- _Objective_: Go through the records and extract every line with the word "inquiries".

════

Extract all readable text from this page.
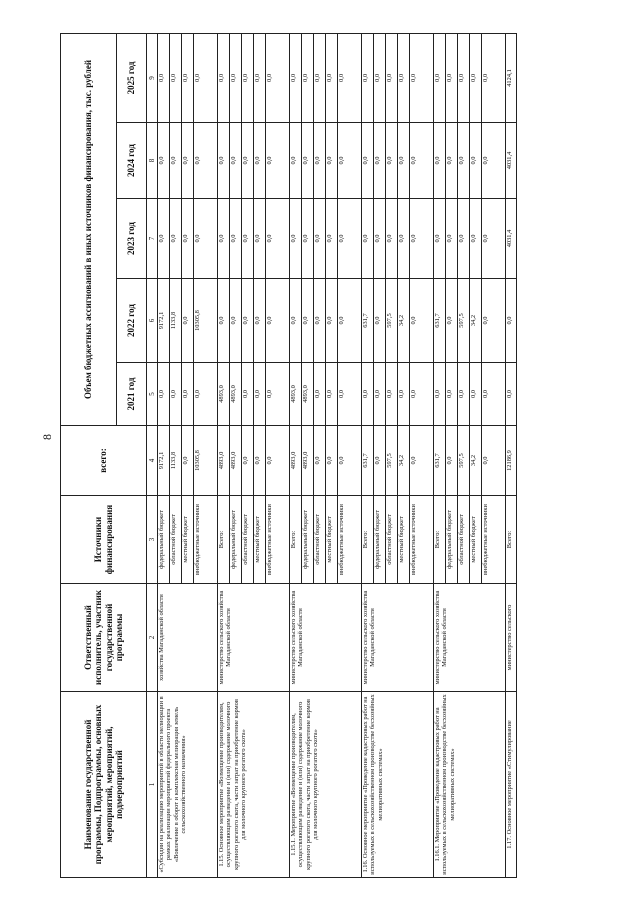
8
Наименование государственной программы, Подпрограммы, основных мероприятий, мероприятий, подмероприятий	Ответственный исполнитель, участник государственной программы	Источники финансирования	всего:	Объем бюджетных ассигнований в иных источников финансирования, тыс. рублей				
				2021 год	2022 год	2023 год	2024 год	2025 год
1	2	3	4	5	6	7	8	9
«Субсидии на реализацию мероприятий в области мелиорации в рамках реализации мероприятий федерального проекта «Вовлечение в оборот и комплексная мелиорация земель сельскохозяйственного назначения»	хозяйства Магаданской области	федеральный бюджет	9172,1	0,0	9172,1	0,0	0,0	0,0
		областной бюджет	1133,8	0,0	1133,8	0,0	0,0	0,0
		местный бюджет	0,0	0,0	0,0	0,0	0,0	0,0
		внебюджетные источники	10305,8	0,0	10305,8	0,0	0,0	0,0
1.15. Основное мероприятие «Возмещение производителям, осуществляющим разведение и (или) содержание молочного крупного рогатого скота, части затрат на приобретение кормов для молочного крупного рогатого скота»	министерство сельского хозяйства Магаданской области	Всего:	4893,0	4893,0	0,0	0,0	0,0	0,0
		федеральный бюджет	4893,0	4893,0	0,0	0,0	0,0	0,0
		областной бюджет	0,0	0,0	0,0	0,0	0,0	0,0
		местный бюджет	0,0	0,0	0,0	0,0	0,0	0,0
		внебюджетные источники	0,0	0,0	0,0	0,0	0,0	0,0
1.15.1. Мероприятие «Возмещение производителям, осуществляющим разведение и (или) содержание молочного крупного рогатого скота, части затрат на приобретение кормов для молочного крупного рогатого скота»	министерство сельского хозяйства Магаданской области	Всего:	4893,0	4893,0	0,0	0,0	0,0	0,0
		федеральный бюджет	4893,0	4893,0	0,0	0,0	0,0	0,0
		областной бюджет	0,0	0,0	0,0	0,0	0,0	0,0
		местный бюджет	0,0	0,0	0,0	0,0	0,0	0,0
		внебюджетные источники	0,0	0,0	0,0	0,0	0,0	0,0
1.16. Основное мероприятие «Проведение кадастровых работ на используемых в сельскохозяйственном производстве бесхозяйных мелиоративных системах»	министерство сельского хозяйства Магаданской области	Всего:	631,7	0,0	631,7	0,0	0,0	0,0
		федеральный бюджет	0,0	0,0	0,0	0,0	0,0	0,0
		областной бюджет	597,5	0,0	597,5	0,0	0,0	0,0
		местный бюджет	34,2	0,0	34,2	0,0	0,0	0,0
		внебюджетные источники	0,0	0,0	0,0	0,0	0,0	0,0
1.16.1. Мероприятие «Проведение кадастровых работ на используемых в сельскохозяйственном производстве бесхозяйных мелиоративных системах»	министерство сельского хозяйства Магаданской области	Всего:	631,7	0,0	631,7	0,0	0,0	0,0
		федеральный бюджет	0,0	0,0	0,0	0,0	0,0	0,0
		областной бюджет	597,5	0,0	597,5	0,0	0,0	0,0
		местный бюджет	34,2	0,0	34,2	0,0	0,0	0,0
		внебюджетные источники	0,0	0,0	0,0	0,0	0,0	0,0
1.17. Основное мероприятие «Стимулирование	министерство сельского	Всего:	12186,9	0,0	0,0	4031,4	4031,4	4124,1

════

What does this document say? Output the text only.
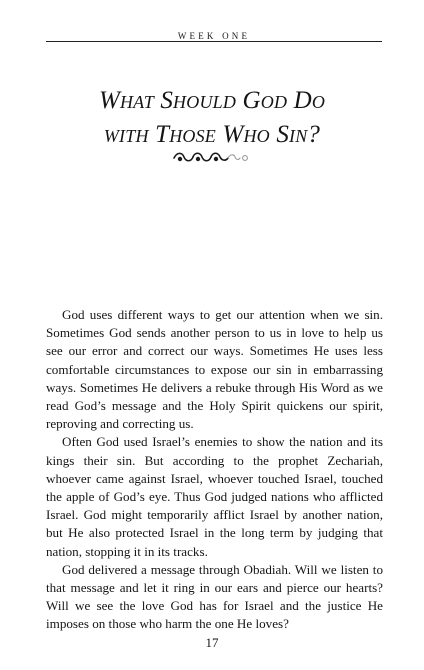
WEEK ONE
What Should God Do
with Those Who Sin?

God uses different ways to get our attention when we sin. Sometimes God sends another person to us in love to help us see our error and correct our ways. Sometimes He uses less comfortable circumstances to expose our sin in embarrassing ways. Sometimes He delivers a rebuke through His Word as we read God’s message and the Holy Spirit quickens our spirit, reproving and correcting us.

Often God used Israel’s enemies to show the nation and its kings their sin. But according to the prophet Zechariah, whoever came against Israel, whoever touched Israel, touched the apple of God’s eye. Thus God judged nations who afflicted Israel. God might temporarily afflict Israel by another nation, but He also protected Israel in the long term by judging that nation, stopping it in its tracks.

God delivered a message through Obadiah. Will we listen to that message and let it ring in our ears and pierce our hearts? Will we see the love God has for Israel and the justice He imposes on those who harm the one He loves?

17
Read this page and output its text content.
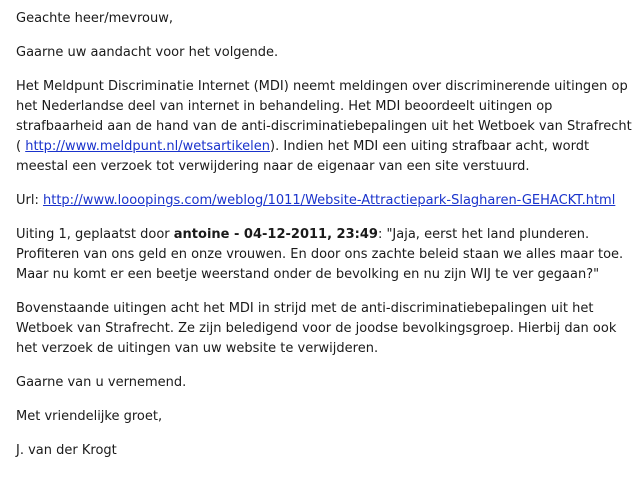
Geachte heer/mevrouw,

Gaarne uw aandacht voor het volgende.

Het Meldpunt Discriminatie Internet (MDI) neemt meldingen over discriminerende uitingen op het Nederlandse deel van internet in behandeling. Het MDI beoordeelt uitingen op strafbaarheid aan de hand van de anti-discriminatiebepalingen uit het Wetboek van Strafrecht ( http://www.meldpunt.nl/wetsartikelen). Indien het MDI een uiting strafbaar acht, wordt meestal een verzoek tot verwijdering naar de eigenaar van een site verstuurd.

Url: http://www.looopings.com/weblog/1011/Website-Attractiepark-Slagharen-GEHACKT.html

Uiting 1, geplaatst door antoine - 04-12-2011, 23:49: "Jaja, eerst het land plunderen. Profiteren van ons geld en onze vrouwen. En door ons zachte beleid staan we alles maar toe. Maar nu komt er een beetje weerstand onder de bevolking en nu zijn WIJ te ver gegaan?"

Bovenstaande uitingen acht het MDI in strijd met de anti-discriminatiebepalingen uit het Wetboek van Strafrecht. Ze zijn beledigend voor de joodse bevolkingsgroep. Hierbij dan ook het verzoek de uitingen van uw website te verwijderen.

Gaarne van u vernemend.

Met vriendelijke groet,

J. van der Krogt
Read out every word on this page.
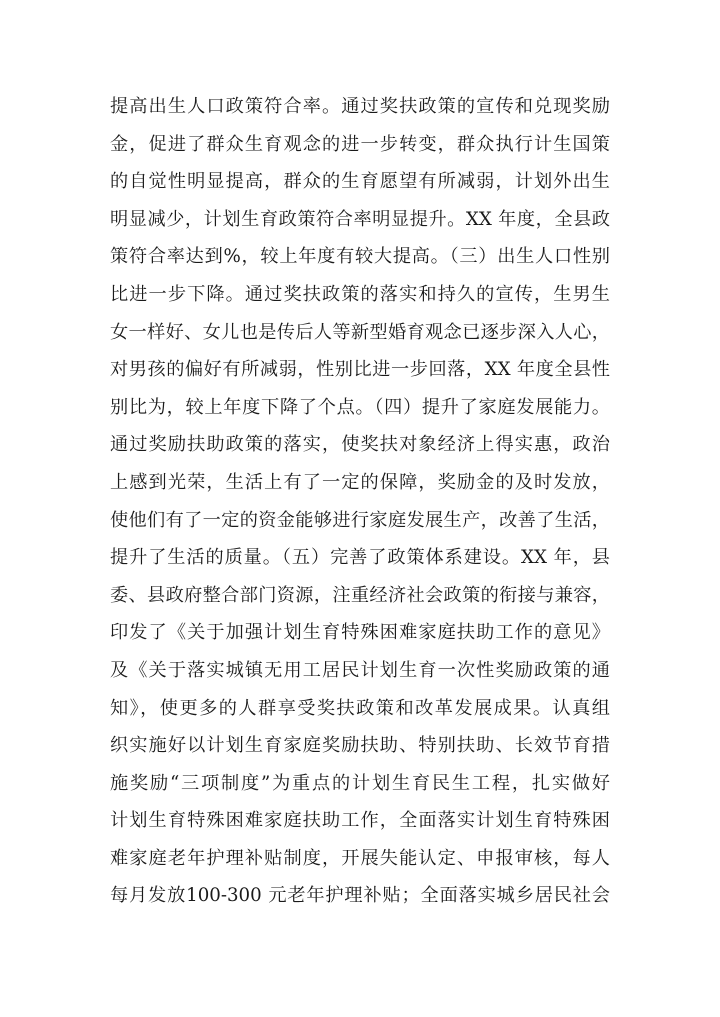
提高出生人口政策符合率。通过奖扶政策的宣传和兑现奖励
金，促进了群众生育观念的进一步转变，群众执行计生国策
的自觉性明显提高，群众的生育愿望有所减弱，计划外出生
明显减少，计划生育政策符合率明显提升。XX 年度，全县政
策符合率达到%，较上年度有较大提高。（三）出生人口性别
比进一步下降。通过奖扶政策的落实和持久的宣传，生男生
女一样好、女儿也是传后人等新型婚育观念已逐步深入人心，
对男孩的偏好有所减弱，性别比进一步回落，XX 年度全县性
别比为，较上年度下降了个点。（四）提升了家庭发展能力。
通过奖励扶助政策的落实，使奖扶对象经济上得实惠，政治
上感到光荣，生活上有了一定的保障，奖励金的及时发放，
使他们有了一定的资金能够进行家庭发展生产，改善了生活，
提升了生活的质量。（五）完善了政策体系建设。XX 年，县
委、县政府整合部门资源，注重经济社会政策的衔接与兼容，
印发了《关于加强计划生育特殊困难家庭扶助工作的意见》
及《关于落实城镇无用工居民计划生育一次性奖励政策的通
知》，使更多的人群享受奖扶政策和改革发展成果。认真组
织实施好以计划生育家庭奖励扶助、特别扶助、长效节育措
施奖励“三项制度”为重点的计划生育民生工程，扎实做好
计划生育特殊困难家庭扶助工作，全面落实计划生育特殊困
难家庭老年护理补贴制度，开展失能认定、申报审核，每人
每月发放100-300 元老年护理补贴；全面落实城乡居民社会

════

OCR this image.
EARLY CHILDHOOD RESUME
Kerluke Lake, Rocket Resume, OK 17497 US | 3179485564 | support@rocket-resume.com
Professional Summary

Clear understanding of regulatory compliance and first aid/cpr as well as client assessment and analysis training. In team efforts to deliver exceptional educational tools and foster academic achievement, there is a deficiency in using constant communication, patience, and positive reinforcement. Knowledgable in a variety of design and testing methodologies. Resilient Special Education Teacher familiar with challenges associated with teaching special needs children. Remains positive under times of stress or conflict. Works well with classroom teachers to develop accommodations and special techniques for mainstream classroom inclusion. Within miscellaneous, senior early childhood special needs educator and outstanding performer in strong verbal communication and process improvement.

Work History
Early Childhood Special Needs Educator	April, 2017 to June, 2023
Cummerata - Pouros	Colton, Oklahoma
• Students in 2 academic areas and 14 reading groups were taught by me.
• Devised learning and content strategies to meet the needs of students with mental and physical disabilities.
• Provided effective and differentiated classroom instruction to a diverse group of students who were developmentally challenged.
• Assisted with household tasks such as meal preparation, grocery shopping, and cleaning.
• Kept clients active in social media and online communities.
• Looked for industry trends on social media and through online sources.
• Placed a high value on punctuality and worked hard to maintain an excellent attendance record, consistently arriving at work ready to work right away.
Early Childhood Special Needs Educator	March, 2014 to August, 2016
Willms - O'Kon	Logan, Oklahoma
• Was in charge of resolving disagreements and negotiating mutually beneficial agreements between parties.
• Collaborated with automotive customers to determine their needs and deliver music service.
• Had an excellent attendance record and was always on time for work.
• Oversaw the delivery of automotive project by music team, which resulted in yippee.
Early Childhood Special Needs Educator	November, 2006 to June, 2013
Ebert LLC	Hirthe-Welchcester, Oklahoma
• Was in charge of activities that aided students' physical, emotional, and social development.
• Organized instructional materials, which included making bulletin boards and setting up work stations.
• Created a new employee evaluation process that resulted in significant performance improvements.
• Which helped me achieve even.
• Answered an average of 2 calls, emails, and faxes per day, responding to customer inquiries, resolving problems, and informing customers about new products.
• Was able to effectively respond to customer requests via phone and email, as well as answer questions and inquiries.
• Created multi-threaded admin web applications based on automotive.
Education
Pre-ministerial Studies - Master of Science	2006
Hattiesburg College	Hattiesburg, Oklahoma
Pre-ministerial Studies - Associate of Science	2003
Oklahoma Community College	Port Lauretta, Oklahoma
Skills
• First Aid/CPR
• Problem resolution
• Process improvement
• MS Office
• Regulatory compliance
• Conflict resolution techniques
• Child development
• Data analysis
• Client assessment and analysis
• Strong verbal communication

════

- _Result for this task_:
• Answered an average of 2 calls, emails, and faxes per day, responding to customer inquiries, resolving problems, and informing customers about new products.
• Was able to effectively respond to customer requests via phone and email, as well as answer questions and inquiries.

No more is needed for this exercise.